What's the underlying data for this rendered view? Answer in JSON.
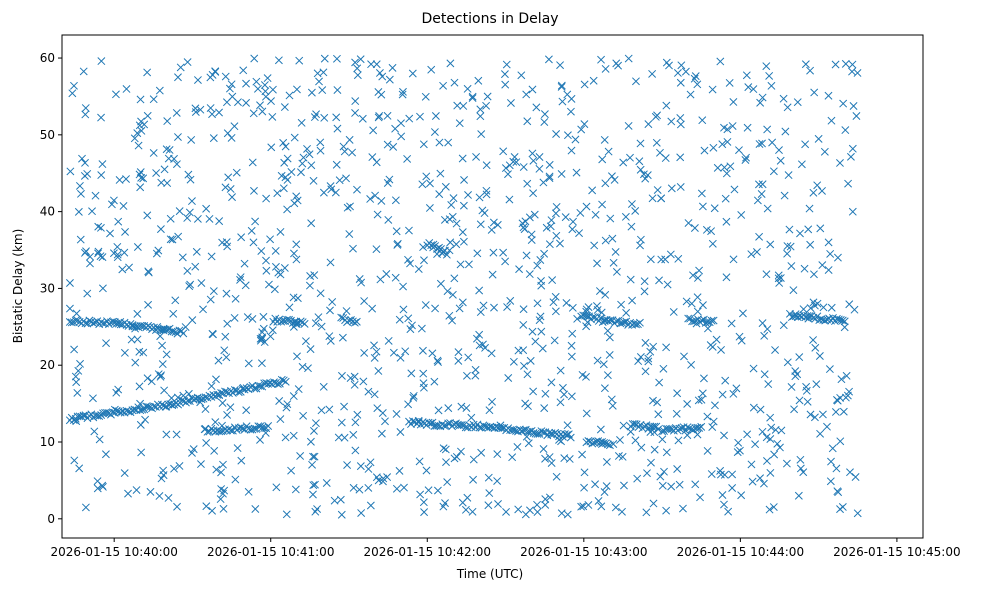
{
  "chart_data": {
    "type": "scatter",
    "title": "Detections in Delay",
    "xlabel": "Time (UTC)",
    "ylabel": "Bistatic Delay (km)",
    "marker": "x",
    "color": "#1f77b4",
    "x_range": [
      "2026-01-15 10:39:40",
      "2026-01-15 10:45:10"
    ],
    "ylim": [
      -2.5,
      63
    ],
    "x_ticks": [
      "2026-01-15 10:40:00",
      "2026-01-15 10:41:00",
      "2026-01-15 10:42:00",
      "2026-01-15 10:43:00",
      "2026-01-15 10:44:00",
      "2026-01-15 10:45:00"
    ],
    "y_ticks": [
      0,
      10,
      20,
      30,
      40,
      50,
      60
    ],
    "grid": false,
    "legend": "none",
    "tracks": [
      {
        "x": [
          "2026-01-15 10:39:43",
          "2026-01-15 10:40:07",
          "2026-01-15 10:40:27"
        ],
        "y": [
          25.8,
          25.3,
          24.2
        ]
      },
      {
        "x": [
          "2026-01-15 10:39:43",
          "2026-01-15 10:40:20",
          "2026-01-15 10:41:06"
        ],
        "y": [
          13.0,
          14.8,
          18.0
        ]
      },
      {
        "x": [
          "2026-01-15 10:40:35",
          "2026-01-15 10:40:59"
        ],
        "y": [
          11.5,
          12.0
        ]
      },
      {
        "x": [
          "2026-01-15 10:41:01",
          "2026-01-15 10:41:13"
        ],
        "y": [
          25.9,
          25.5
        ]
      },
      {
        "x": [
          "2026-01-15 10:41:27",
          "2026-01-15 10:41:33"
        ],
        "y": [
          26.0,
          25.6
        ]
      },
      {
        "x": [
          "2026-01-15 10:42:00",
          "2026-01-15 10:42:08"
        ],
        "y": [
          35.8,
          34.5
        ]
      },
      {
        "x": [
          "2026-01-15 10:41:53",
          "2026-01-15 10:42:22",
          "2026-01-15 10:42:55"
        ],
        "y": [
          12.5,
          12.0,
          10.8
        ]
      },
      {
        "x": [
          "2026-01-15 10:42:59",
          "2026-01-15 10:43:08",
          "2026-01-15 10:43:22"
        ],
        "y": [
          26.5,
          25.8,
          25.3
        ]
      },
      {
        "x": [
          "2026-01-15 10:43:01",
          "2026-01-15 10:43:10"
        ],
        "y": [
          10.0,
          9.8
        ]
      },
      {
        "x": [
          "2026-01-15 10:43:18",
          "2026-01-15 10:43:29"
        ],
        "y": [
          12.2,
          11.8
        ]
      },
      {
        "x": [
          "2026-01-15 10:43:30",
          "2026-01-15 10:43:45"
        ],
        "y": [
          11.6,
          11.8
        ]
      },
      {
        "x": [
          "2026-01-15 10:43:40",
          "2026-01-15 10:43:50"
        ],
        "y": [
          26.0,
          25.6
        ]
      },
      {
        "x": [
          "2026-01-15 10:44:19",
          "2026-01-15 10:44:40"
        ],
        "y": [
          26.5,
          25.8
        ]
      }
    ],
    "clutter": {
      "x_range": [
        "2026-01-15 10:39:43",
        "2026-01-15 10:44:45"
      ],
      "y_range": [
        0.5,
        60
      ],
      "count": 1250
    }
  }
}
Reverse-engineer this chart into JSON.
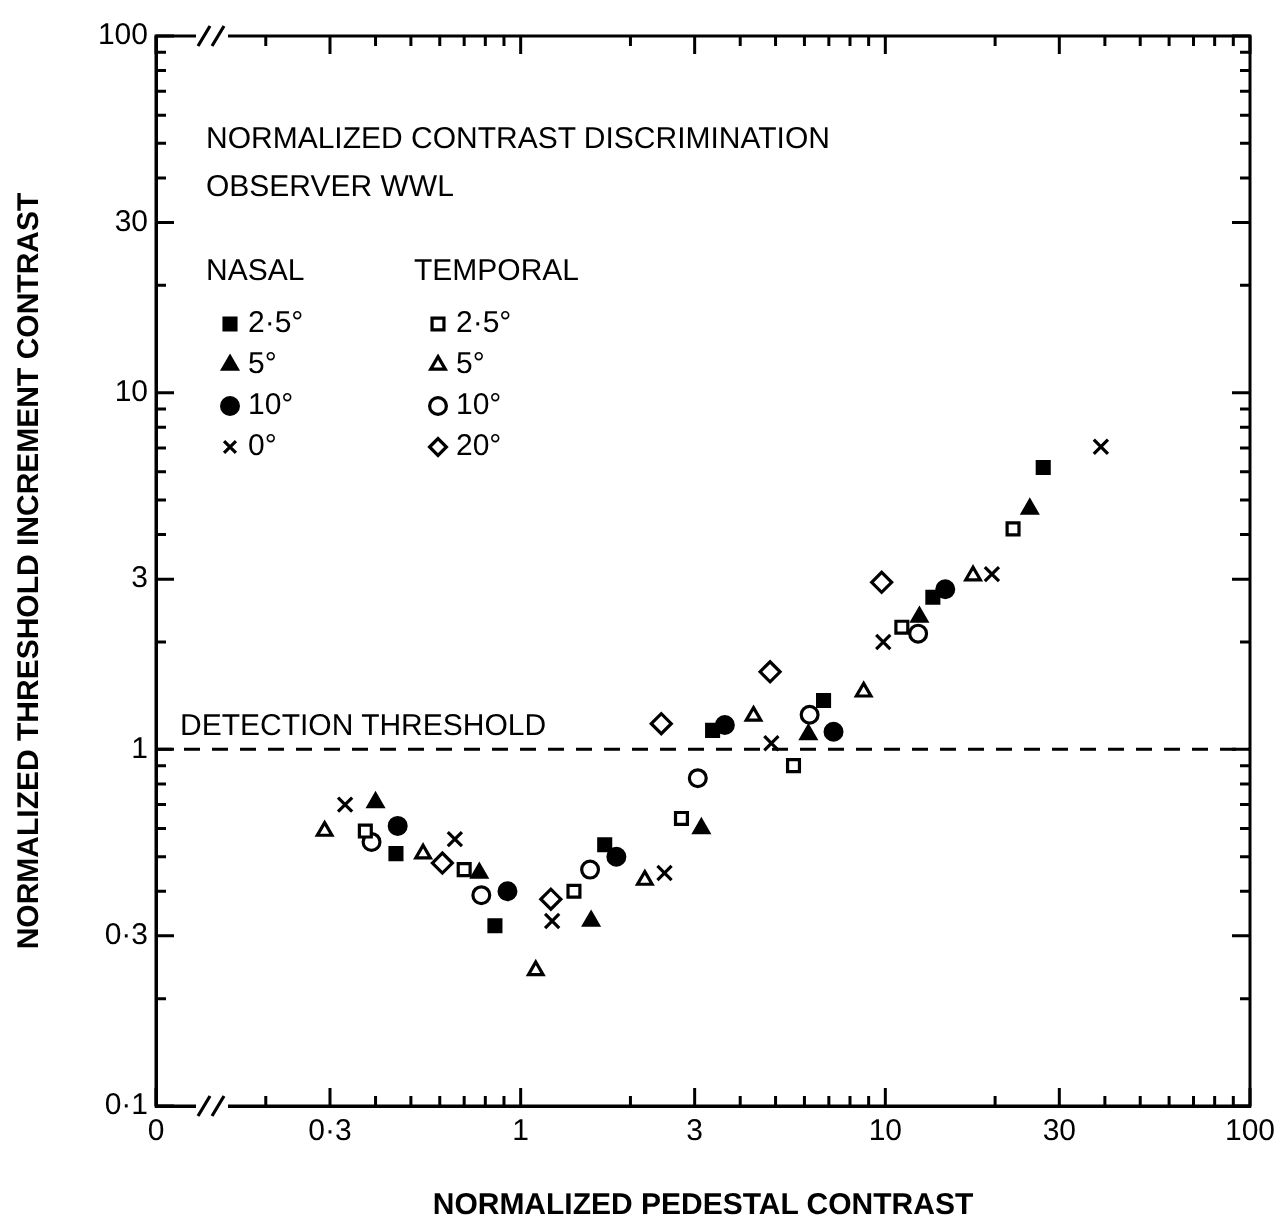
{
  "chart_data": {
    "type": "scatter",
    "title": "NORMALIZED CONTRAST DISCRIMINATION",
    "subtitle": "OBSERVER WWL",
    "xlabel": "NORMALIZED PEDESTAL CONTRAST",
    "ylabel": "NORMALIZED THRESHOLD INCREMENT CONTRAST",
    "annotations": [
      "NASAL",
      "TEMPORAL"
    ],
    "log": "xy",
    "xlim": [
      0.1,
      100
    ],
    "ylim": [
      0.1,
      100
    ],
    "xticks": [
      {
        "value": 0.1,
        "label": "0"
      },
      {
        "value": 0.2,
        "label": null
      },
      {
        "value": 0.3,
        "label": "0·3"
      },
      {
        "value": 0.4,
        "label": null
      },
      {
        "value": 0.5,
        "label": null
      },
      {
        "value": 0.6,
        "label": null
      },
      {
        "value": 0.7,
        "label": null
      },
      {
        "value": 0.8,
        "label": null
      },
      {
        "value": 0.9,
        "label": null
      },
      1,
      {
        "value": 2,
        "label": null
      },
      3,
      {
        "value": 4,
        "label": null
      },
      {
        "value": 5,
        "label": null
      },
      {
        "value": 6,
        "label": null
      },
      {
        "value": 7,
        "label": null
      },
      {
        "value": 8,
        "label": null
      },
      {
        "value": 9,
        "label": null
      },
      10,
      {
        "value": 20,
        "label": null
      },
      30,
      {
        "value": 40,
        "label": null
      },
      {
        "value": 50,
        "label": null
      },
      {
        "value": 60,
        "label": null
      },
      {
        "value": 70,
        "label": null
      },
      {
        "value": 80,
        "label": null
      },
      {
        "value": 90,
        "label": null
      },
      100
    ],
    "yticks": [
      {
        "value": 0.1,
        "label": "0·1"
      },
      {
        "value": 0.2,
        "label": null
      },
      {
        "value": 0.3,
        "label": "0·3"
      },
      {
        "value": 0.4,
        "label": null
      },
      {
        "value": 0.5,
        "label": null
      },
      {
        "value": 0.6,
        "label": null
      },
      {
        "value": 0.7,
        "label": null
      },
      {
        "value": 0.8,
        "label": null
      },
      {
        "value": 0.9,
        "label": null
      },
      1,
      {
        "value": 2,
        "label": null
      },
      3,
      {
        "value": 4,
        "label": null
      },
      {
        "value": 5,
        "label": null
      },
      {
        "value": 6,
        "label": null
      },
      {
        "value": 7,
        "label": null
      },
      {
        "value": 8,
        "label": null
      },
      {
        "value": 9,
        "label": null
      },
      10,
      {
        "value": 20,
        "label": null
      },
      30,
      {
        "value": 40,
        "label": null
      },
      {
        "value": 50,
        "label": null
      },
      {
        "value": 60,
        "label": null
      },
      {
        "value": 70,
        "label": null
      },
      {
        "value": 80,
        "label": null
      },
      {
        "value": 90,
        "label": null
      },
      100
    ],
    "ref_lines": [
      {
        "axis": "y",
        "value": 1,
        "label": "DETECTION THRESHOLD",
        "line_style": "dashed",
        "color": "#000000"
      }
    ],
    "legend": "top left",
    "series": [
      {
        "name": "2·5°",
        "color": "#000000",
        "marker": "square",
        "x": [
          0.455,
          0.85,
          1.7,
          3.36,
          6.77,
          13.5,
          27.1
        ],
        "values": [
          0.51,
          0.32,
          0.54,
          1.13,
          1.37,
          2.67,
          6.17
        ]
      },
      {
        "name": "5°",
        "color": "#000000",
        "marker": "triangle",
        "x": [
          0.4,
          0.77,
          1.56,
          3.13,
          6.15,
          12.4,
          24.9
        ],
        "values": [
          0.71,
          0.45,
          0.33,
          0.6,
          1.1,
          2.35,
          4.72
        ]
      },
      {
        "name": "10°",
        "color": "#000000",
        "marker": "circle",
        "x": [
          0.46,
          0.92,
          1.83,
          3.63,
          7.21,
          14.6
        ],
        "values": [
          0.61,
          0.4,
          0.5,
          1.17,
          1.12,
          2.81
        ]
      },
      {
        "name": "0°",
        "color": "#000000",
        "marker": "cross",
        "x": [
          0.33,
          0.66,
          1.22,
          2.48,
          4.87,
          9.87,
          19.6,
          39
        ],
        "values": [
          0.7,
          0.56,
          0.33,
          0.45,
          1.04,
          2.0,
          3.1,
          7.05
        ]
      },
      {
        "name": "2·5°",
        "color": "#000000",
        "marker": "square",
        "x": [
          0.375,
          0.7,
          1.4,
          2.76,
          5.6,
          11.1,
          22.4
        ],
        "values": [
          0.59,
          0.46,
          0.4,
          0.64,
          0.9,
          2.2,
          4.15
        ]
      },
      {
        "name": "5°",
        "color": "#000000",
        "marker": "triangle",
        "x": [
          0.29,
          0.54,
          1.1,
          2.19,
          4.35,
          8.72,
          17.4
        ],
        "values": [
          0.59,
          0.51,
          0.24,
          0.43,
          1.24,
          1.45,
          3.07
        ]
      },
      {
        "name": "10°",
        "color": "#000000",
        "marker": "circle",
        "x": [
          0.39,
          0.78,
          1.55,
          3.06,
          6.2,
          12.3
        ],
        "values": [
          0.55,
          0.39,
          0.46,
          0.83,
          1.25,
          2.11
        ]
      },
      {
        "name": "20°",
        "color": "#000000",
        "marker": "diamond",
        "x": [
          0.61,
          1.21,
          2.43,
          4.83,
          9.77
        ],
        "values": [
          0.48,
          0.38,
          1.18,
          1.65,
          2.94
        ]
      }
    ]
  }
}
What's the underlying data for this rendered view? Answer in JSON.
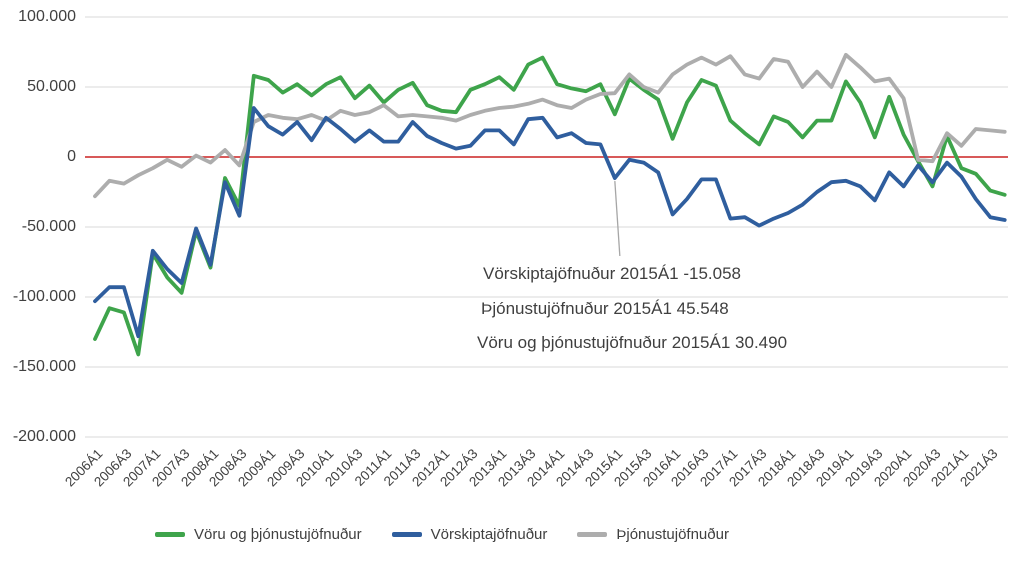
____
| TASK PROMPT |
Which lines hold the word "Delay"? Copy each of them from the records.

| THE OUTPUT |
    "title": "Detections in Delay",
    "ylabel": "Bistatic Delay (km)",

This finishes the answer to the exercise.